# [Exercise objective]
The required response is the number of lines in the entries that include the word "label", with nothing added.

# [Data for this task]

- Opening Delimiter -

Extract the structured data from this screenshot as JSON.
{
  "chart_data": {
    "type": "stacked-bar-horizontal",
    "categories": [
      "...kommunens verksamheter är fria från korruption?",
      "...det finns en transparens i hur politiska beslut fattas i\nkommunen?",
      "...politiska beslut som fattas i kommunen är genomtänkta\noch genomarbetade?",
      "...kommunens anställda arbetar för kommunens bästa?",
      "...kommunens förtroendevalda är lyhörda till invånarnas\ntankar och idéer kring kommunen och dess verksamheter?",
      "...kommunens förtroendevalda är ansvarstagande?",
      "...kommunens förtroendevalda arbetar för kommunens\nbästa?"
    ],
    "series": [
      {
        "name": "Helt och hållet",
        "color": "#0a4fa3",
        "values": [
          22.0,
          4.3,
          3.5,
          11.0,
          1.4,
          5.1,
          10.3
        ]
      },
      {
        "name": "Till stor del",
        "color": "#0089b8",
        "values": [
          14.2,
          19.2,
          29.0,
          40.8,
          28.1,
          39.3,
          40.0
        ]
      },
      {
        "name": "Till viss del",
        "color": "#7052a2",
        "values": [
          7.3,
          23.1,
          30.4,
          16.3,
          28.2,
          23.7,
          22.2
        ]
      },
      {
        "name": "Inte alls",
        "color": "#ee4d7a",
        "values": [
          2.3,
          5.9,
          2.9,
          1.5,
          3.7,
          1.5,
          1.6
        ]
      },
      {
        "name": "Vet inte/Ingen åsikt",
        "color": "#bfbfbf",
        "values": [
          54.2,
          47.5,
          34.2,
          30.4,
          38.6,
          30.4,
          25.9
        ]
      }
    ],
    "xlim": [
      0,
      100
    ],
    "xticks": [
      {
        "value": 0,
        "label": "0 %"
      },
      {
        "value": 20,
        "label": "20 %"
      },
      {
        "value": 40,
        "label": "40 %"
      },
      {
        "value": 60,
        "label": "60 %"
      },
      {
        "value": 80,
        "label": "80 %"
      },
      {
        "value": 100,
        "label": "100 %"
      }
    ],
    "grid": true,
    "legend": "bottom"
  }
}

- Closing Delimiter -

# [Completed exercise]
6